Extract to read -
● ● ● ● ●

Another broken health promise we nailed was Mr Cameron’s pre-election pledge to increase the number of midwives by 3,000. They have failed to materialise.

Immigrant song

The then Employment Minister Chris Grayling, whose name will be familiar to regular readers, raised the issue of “benefit tourism” at the beginning of the year.

Were increasing numbers of immigrants coming to these shores with a view to enjoying an easy life on benefits. Errr…no.  We found that the claimant rate among overseas nationals has fallen by two thirds in a decade, despite the economic downturn.

UKIP leader Nigel Farage took a similar line when he warned about how easy it is for Eastern European migrants to get a council house in Britain.

The truth is that it’s not easy and only 1 per cent of people from the A8 nations, which include Poland and the Baltic States, were living in social housing the last time anyone checked.

It doesn’t help when the former immigration minister, Damian Green, makes claims suggesting it’s possible “to come from anywhere in the world and on day one of arriving in Britain, live off benefits.”

● ● ● ● ●

Objectives -
**a)** In the extract on benefit and immigration claims, transcribe the passage between "Another broken health" and "the economic downturn.", inclusive.
**b)** Answer these questions from the extract on benefit and immigration claims.
(i) By how many did Mr Cameron pledge to increase the number of midwives?
(ii) By how much has the claimant rate among overseas nationals fallen in a decade?
(iii) What share of people from the A8 nations were living in social housing the last time anyone checked?

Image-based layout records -
● ● ● ● ●

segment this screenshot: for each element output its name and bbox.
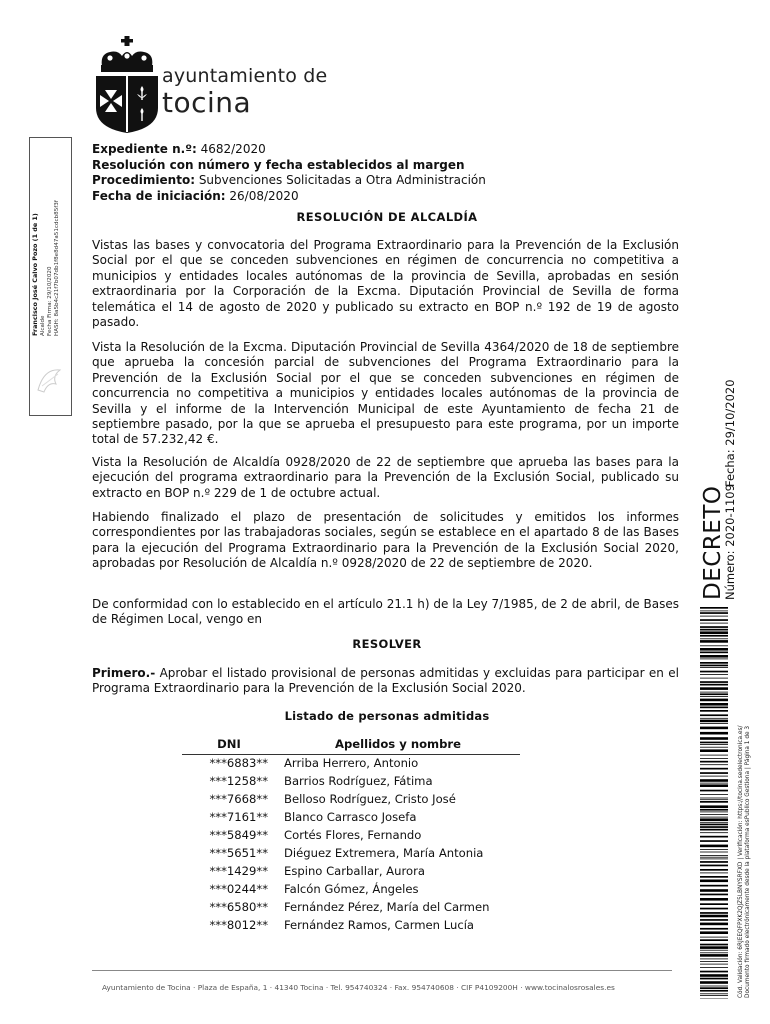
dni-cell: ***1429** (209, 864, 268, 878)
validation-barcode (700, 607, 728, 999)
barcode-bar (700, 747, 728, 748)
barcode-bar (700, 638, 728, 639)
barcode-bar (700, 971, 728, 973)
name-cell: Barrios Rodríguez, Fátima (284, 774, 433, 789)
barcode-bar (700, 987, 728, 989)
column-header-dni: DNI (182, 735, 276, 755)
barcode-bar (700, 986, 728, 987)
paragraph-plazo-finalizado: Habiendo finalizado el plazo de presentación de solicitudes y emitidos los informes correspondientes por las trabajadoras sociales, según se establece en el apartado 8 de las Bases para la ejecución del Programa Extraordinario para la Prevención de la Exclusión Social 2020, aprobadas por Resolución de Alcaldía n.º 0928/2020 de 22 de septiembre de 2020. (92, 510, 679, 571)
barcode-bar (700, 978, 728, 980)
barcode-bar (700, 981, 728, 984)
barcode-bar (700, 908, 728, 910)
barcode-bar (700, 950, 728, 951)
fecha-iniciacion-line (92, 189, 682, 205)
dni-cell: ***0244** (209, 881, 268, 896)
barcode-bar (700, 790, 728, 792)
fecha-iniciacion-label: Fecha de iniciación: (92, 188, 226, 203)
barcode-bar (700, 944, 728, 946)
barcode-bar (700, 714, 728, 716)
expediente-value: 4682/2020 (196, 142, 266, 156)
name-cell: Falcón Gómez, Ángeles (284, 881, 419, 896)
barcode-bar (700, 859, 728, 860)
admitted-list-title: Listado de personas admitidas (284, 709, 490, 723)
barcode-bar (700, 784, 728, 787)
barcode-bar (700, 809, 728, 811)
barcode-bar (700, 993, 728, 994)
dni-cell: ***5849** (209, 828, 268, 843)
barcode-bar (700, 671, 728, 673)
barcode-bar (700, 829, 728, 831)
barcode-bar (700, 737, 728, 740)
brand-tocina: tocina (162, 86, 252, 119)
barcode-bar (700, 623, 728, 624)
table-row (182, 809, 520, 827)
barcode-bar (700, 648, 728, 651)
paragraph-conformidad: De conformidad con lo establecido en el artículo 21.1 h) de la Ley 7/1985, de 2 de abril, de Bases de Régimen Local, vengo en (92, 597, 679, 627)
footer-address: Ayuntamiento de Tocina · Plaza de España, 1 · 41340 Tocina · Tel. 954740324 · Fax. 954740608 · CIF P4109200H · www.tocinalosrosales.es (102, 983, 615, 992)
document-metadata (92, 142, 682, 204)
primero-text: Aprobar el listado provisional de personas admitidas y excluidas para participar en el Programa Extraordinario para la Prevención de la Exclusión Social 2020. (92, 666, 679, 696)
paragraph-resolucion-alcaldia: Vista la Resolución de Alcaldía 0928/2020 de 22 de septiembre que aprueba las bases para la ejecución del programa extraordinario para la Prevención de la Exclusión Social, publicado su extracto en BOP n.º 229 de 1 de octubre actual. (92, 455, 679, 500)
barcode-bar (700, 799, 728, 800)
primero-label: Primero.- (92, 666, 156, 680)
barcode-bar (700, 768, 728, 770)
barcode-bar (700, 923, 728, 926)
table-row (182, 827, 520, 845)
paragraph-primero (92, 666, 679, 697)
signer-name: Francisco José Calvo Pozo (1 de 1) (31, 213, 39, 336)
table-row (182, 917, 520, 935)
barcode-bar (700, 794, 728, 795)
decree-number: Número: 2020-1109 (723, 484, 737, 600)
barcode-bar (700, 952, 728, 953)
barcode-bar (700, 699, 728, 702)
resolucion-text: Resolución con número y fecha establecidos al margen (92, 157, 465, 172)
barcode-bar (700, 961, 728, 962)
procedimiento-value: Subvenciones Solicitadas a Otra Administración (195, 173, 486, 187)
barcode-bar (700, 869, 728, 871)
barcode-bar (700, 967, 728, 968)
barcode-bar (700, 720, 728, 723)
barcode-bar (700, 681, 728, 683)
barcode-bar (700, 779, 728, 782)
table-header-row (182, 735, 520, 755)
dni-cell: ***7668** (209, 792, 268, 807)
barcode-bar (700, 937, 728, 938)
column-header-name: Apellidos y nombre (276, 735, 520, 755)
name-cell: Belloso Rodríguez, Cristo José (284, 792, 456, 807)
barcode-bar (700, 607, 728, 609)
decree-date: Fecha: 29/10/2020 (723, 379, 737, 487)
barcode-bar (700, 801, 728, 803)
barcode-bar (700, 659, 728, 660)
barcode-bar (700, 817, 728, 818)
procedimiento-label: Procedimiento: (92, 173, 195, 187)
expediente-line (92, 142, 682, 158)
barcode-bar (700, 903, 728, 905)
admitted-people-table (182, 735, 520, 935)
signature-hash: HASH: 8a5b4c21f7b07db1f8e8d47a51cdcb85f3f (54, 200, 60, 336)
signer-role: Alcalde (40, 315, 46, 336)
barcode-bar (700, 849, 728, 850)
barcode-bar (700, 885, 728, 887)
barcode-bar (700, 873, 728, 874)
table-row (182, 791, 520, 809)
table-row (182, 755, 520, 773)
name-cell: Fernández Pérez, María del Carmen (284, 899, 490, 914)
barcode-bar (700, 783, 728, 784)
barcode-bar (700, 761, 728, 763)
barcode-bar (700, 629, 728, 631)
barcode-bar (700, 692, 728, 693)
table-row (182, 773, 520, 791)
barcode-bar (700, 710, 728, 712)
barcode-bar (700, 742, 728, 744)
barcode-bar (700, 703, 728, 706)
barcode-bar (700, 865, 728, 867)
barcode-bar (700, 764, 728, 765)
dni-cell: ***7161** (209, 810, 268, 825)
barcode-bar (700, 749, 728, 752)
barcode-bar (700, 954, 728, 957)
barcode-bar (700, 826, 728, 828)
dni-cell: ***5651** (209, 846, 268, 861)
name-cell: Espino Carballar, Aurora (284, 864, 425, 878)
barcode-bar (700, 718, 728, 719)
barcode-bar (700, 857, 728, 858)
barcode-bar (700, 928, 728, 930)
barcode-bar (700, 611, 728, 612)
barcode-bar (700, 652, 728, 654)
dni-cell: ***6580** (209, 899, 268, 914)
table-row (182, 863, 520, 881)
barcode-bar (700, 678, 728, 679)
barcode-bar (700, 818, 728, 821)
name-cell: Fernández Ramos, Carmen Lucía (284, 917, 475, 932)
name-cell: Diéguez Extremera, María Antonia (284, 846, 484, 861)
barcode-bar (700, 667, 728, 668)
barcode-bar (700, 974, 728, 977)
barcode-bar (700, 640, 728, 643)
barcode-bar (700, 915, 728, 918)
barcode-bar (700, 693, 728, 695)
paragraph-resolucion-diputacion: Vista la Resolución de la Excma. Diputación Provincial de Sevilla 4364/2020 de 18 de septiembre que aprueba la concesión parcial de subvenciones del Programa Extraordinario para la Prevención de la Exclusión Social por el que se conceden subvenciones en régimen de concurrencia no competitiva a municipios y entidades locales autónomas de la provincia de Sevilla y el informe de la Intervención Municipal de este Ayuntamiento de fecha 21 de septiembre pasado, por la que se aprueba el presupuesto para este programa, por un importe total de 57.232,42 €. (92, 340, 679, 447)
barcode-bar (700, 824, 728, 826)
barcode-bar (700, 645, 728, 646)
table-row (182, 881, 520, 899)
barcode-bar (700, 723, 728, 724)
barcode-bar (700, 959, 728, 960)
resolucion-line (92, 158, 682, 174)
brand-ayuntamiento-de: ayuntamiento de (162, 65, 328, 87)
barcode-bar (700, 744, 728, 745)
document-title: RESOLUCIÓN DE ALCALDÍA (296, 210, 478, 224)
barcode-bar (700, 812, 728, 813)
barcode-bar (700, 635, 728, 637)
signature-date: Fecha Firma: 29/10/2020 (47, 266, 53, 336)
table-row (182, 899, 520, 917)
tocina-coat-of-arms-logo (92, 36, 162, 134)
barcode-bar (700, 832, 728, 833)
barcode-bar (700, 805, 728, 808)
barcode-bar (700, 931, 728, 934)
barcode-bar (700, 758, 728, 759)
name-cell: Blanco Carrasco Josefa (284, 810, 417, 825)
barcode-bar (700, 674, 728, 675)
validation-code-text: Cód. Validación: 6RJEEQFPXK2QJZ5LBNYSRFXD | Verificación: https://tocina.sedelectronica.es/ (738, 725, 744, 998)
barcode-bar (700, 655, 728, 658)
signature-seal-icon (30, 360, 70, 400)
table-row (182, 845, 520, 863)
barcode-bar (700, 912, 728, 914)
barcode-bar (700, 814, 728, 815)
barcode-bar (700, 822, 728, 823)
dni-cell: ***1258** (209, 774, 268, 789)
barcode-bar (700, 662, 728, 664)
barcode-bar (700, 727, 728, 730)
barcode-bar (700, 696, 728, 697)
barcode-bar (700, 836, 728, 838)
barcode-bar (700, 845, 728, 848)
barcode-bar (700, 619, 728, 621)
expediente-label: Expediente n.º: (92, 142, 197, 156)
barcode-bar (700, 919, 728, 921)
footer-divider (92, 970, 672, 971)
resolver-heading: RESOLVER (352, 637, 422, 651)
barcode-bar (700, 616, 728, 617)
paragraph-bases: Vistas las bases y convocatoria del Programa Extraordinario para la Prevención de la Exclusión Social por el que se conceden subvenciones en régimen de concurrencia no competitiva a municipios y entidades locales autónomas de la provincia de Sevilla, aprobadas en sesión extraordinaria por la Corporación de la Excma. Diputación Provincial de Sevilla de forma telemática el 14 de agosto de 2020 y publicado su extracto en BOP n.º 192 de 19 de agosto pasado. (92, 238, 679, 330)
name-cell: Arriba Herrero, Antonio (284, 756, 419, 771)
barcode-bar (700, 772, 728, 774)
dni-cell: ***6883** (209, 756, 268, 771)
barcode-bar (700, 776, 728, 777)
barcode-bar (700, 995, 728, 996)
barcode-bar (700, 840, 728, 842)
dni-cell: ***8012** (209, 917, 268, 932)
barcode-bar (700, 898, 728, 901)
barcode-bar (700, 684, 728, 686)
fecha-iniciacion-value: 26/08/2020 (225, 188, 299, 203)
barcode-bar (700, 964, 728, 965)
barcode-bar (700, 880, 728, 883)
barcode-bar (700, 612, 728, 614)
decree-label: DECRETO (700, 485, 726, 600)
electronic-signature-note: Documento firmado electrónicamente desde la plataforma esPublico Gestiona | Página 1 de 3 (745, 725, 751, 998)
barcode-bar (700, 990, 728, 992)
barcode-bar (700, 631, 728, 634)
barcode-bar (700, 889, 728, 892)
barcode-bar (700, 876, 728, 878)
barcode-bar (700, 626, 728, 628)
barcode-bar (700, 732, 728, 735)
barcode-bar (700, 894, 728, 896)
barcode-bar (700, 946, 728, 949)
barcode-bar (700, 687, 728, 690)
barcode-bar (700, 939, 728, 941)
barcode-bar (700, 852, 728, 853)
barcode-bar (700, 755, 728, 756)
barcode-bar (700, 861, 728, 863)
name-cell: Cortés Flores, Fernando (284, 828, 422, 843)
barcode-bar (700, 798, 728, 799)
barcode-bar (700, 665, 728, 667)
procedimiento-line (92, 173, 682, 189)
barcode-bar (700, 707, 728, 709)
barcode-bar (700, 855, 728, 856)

● ● ● ● ●

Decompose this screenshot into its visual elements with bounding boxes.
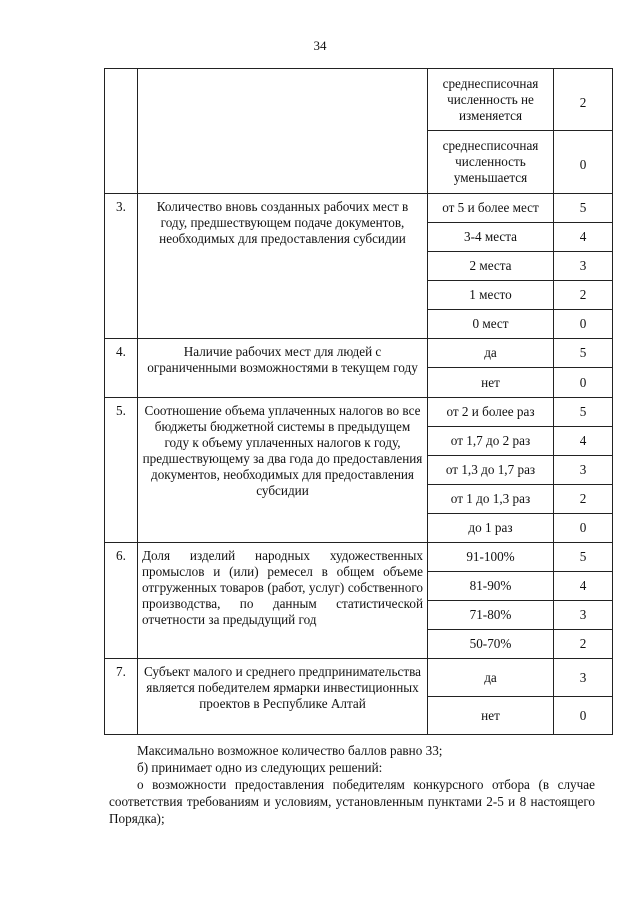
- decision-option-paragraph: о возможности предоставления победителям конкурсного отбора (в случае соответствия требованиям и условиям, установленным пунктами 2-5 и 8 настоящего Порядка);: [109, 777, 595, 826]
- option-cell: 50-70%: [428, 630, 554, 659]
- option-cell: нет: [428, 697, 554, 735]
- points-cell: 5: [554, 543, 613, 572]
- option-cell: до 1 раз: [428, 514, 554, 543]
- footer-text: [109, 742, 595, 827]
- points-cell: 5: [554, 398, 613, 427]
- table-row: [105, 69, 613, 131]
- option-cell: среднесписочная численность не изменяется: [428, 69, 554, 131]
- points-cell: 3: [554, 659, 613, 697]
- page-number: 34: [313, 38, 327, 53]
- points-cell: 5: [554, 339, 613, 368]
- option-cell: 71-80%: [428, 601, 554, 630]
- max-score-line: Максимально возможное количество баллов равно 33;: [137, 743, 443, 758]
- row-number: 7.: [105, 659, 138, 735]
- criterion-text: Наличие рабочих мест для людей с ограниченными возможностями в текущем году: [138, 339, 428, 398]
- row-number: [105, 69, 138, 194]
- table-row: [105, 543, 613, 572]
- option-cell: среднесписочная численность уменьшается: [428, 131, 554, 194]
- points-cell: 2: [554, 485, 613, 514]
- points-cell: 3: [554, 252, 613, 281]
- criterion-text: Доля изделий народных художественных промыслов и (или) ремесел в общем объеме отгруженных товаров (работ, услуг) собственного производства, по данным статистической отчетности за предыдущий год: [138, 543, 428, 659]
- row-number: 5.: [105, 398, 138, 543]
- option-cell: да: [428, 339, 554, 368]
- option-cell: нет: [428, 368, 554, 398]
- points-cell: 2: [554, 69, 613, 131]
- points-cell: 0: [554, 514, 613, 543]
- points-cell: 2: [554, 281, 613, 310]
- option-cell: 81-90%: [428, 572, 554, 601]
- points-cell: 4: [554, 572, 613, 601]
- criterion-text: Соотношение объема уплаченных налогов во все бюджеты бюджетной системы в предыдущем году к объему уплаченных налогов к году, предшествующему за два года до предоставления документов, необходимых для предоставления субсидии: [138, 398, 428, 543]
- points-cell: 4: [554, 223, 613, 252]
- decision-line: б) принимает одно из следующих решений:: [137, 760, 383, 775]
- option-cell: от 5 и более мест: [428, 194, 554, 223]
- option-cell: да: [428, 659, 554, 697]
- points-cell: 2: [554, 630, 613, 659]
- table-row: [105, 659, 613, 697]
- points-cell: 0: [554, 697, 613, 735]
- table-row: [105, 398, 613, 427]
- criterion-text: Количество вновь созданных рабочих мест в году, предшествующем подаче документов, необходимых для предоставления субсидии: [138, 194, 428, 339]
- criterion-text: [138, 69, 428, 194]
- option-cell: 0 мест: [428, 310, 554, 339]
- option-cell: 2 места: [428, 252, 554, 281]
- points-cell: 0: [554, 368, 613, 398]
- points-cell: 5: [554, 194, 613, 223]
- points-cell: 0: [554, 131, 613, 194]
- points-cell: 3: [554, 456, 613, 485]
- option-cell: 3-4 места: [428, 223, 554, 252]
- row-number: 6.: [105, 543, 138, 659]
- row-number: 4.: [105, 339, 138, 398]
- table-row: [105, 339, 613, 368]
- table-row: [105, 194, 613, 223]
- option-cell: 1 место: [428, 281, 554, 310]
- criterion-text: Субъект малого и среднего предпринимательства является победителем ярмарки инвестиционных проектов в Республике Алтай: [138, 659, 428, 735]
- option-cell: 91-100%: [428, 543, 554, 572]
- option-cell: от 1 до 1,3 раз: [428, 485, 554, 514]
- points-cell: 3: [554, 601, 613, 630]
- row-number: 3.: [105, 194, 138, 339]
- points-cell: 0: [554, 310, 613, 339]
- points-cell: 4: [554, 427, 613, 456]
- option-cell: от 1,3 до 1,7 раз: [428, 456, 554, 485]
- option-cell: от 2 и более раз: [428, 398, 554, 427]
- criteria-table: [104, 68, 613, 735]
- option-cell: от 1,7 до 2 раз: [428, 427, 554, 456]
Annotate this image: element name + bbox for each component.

● ● ● ● ●

Responses per task -
**a)**
Another broken health promise we nailed was Mr Cameron’s pre-election pledge to increase the number of midwives by 3,000. They have failed to materialise.

Immigrant song

The then Employment Minister Chris Grayling, whose name will be familiar to regular readers, raised the issue of “benefit tourism” at the beginning of the year.

Were increasing numbers of immigrants coming to these shores with a view to enjoying an easy life on benefits. Errr…no.  We found that the claimant rate among overseas nationals has fallen by two thirds in a decade, despite the economic downturn.

**b)**
(i) By 3,000.
(ii) By two thirds.
(iii) One percent.